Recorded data
<<<<

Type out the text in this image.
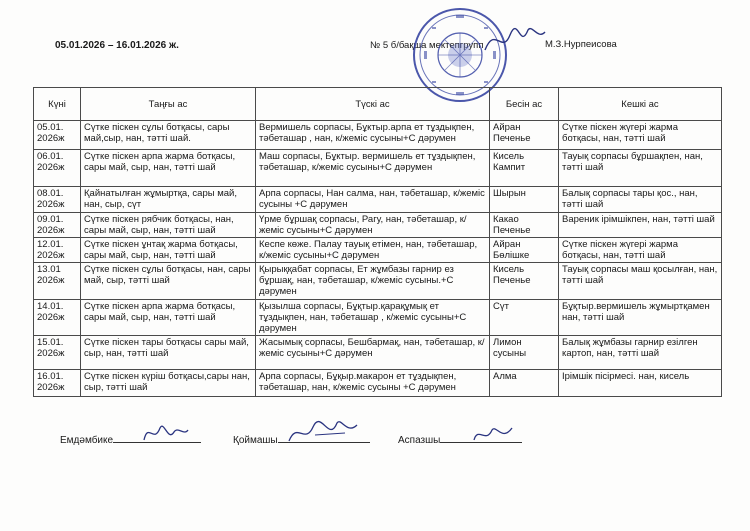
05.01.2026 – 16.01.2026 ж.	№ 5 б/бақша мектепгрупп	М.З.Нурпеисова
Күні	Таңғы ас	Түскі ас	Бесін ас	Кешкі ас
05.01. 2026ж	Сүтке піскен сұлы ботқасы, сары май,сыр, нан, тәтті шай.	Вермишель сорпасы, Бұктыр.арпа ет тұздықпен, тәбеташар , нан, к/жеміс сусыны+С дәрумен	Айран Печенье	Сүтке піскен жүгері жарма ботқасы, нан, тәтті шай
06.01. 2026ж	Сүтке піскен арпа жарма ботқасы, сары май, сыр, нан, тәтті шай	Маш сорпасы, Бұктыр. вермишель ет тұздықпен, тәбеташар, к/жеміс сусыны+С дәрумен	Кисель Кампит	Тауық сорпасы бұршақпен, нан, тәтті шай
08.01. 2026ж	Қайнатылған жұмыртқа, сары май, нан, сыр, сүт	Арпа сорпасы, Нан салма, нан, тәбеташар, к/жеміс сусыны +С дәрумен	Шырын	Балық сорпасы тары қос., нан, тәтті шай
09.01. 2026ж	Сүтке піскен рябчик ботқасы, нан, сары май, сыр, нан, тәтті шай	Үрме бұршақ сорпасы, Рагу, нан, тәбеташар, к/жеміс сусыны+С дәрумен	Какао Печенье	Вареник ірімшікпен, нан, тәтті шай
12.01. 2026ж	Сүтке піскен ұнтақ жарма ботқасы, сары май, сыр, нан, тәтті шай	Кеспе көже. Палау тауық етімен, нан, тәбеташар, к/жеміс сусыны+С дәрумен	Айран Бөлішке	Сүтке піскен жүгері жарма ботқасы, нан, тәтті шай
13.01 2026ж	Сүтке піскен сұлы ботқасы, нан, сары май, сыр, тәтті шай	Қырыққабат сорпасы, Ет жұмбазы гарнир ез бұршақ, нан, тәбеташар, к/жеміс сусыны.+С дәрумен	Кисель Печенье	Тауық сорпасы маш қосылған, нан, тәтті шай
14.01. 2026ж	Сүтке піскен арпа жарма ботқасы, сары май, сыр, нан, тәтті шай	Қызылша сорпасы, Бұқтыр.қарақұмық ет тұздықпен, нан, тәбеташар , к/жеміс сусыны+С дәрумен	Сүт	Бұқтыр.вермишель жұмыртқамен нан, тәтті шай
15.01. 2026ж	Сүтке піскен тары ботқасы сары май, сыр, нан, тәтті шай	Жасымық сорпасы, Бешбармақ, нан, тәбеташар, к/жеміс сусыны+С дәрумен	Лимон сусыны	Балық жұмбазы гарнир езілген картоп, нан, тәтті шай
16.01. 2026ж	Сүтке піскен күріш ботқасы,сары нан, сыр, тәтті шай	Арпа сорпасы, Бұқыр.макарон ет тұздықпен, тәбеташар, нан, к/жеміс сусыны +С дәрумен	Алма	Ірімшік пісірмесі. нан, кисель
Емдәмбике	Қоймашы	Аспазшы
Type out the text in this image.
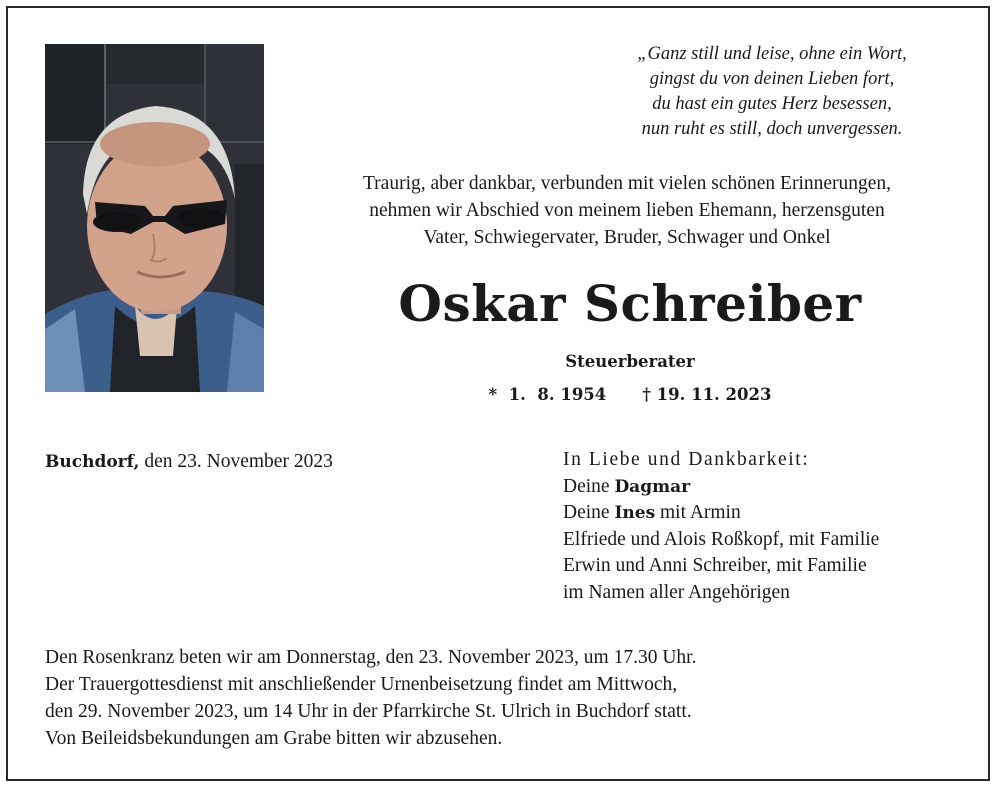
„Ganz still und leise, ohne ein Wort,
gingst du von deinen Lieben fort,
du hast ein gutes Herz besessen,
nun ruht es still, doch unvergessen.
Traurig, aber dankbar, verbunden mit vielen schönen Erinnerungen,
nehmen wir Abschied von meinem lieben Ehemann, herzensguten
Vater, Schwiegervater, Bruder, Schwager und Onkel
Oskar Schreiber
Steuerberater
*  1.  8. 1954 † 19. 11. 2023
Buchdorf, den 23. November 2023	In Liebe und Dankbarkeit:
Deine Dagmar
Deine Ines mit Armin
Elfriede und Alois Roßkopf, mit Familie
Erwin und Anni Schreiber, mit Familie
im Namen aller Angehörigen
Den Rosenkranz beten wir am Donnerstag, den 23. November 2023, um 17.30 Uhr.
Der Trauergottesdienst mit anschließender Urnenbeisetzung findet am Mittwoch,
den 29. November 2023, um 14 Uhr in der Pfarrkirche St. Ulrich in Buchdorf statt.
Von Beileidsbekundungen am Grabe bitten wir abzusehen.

>>>>

Look through the entries above; copy each line where the string "жұмбазы" appears.

**ANSWER:**
13.01 2026ж	Сүтке піскен сұлы ботқасы, нан, сары май, сыр, тәтті шай	Қырыққабат сорпасы, Ет жұмбазы гарнир ез бұршақ, нан, тәбеташар, к/жеміс сусыны.+С дәрумен	Кисель Печенье	Тауық сорпасы маш қосылған, нан, тәтті шай
15.01. 2026ж	Сүтке піскен тары ботқасы сары май, сыр, нан, тәтті шай	Жасымық сорпасы, Бешбармақ, нан, тәбеташар, к/жеміс сусыны+С дәрумен	Лимон сусыны	Балық жұмбазы гарнир езілген картоп, нан, тәтті шай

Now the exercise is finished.